Problem: From the listing below, pull out the lines that hold "They".

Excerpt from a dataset
>> Start

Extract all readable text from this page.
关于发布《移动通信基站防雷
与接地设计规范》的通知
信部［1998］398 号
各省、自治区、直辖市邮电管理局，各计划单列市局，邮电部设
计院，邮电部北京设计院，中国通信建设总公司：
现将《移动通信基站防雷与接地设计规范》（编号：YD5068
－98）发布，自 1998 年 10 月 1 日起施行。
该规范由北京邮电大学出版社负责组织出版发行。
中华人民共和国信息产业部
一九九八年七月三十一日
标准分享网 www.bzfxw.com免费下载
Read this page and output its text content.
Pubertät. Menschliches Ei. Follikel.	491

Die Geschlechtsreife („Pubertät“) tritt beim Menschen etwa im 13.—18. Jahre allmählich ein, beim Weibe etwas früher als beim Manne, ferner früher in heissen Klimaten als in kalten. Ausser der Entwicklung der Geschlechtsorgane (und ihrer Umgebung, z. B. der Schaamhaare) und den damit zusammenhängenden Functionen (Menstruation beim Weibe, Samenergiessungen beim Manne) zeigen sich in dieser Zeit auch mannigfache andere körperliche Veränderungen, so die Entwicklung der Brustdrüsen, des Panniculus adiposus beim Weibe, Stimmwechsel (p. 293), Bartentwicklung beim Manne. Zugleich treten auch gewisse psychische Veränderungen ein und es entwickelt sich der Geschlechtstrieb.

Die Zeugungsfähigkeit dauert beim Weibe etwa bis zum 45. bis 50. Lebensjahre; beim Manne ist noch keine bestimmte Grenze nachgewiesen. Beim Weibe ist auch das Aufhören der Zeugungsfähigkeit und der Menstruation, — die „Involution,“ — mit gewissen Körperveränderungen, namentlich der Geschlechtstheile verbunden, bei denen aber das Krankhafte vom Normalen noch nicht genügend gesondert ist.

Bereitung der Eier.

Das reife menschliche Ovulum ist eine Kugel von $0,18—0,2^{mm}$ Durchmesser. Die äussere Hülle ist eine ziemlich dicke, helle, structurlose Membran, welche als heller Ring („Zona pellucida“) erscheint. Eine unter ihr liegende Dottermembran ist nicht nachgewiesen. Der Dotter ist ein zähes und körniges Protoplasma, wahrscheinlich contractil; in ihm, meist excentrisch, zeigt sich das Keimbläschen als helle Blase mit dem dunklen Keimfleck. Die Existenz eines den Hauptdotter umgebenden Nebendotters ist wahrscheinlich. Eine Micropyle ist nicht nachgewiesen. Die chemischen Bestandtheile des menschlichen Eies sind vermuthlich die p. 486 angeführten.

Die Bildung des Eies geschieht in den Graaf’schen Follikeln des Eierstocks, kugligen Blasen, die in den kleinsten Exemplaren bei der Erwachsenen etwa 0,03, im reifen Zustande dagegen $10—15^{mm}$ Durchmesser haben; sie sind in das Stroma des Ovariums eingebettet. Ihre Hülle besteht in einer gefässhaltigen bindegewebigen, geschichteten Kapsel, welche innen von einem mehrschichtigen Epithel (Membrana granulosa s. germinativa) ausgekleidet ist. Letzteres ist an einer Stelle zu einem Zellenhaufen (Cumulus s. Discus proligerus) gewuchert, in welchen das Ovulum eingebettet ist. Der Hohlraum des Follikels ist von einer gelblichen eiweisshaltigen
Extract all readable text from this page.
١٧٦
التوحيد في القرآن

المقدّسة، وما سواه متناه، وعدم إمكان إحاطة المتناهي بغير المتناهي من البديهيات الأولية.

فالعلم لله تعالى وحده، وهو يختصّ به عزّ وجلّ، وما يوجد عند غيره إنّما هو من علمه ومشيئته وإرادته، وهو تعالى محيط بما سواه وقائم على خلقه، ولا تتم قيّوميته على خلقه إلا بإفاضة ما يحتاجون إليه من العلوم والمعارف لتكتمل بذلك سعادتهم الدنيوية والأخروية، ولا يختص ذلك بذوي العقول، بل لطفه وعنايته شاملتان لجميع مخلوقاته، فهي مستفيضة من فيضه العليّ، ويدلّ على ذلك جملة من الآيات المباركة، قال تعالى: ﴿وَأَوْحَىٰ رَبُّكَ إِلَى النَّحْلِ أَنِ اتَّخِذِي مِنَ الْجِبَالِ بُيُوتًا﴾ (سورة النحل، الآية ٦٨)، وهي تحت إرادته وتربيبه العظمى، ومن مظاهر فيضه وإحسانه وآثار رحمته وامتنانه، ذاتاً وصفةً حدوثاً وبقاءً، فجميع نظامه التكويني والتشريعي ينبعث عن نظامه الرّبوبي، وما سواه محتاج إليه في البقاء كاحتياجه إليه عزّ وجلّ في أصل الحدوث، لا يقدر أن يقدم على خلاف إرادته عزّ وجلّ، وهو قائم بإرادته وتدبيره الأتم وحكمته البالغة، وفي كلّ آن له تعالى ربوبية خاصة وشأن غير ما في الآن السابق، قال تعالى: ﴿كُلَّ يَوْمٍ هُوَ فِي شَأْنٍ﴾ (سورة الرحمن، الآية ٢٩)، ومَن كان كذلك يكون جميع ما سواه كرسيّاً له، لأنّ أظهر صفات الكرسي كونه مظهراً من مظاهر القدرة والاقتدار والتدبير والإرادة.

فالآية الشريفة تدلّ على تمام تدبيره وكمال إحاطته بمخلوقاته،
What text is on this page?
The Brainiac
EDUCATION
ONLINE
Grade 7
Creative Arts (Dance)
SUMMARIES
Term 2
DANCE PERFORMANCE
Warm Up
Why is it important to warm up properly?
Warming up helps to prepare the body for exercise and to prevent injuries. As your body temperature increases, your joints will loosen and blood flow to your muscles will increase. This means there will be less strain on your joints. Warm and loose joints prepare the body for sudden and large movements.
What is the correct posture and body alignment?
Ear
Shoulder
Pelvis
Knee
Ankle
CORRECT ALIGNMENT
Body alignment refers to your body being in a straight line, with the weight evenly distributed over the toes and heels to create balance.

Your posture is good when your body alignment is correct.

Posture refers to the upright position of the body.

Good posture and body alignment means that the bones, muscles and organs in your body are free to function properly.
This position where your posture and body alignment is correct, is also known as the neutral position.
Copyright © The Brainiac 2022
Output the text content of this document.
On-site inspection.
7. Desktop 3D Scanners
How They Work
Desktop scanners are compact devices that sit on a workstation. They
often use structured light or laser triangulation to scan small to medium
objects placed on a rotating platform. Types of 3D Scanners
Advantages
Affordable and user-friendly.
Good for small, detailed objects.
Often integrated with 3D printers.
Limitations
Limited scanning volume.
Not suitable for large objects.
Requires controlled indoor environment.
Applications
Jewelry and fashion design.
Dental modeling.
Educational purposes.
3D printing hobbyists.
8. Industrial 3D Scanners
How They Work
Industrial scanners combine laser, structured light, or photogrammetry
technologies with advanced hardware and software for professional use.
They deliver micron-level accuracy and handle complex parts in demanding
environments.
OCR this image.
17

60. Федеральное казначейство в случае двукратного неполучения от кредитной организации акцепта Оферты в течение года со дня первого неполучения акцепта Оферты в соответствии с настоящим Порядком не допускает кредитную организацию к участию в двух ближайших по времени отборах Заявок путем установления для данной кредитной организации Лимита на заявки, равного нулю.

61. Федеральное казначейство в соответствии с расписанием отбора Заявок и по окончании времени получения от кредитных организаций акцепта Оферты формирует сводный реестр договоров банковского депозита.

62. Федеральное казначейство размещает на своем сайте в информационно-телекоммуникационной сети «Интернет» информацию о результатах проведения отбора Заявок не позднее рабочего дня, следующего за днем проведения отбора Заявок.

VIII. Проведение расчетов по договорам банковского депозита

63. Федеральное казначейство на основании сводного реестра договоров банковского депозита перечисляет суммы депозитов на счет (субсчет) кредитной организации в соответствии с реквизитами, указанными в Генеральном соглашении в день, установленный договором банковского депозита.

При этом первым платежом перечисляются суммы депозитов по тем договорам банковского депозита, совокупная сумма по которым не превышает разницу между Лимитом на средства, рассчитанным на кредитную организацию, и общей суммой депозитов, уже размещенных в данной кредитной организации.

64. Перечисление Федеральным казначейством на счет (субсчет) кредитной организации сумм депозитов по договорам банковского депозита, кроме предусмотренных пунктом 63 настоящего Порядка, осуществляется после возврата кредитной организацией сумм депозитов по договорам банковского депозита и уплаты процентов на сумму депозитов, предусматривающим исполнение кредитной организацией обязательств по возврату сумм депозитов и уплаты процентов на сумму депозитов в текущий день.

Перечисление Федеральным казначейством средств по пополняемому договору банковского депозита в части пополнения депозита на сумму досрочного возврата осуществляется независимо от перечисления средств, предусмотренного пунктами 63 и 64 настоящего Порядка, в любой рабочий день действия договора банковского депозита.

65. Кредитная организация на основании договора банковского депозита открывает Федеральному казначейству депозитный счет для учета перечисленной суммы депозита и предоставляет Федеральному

>> End

Task response:
How They Work
Desktop scanners are compact devices that sit on a workstation. They
How They Work
They deliver micron-level accuracy and handle complex parts in demanding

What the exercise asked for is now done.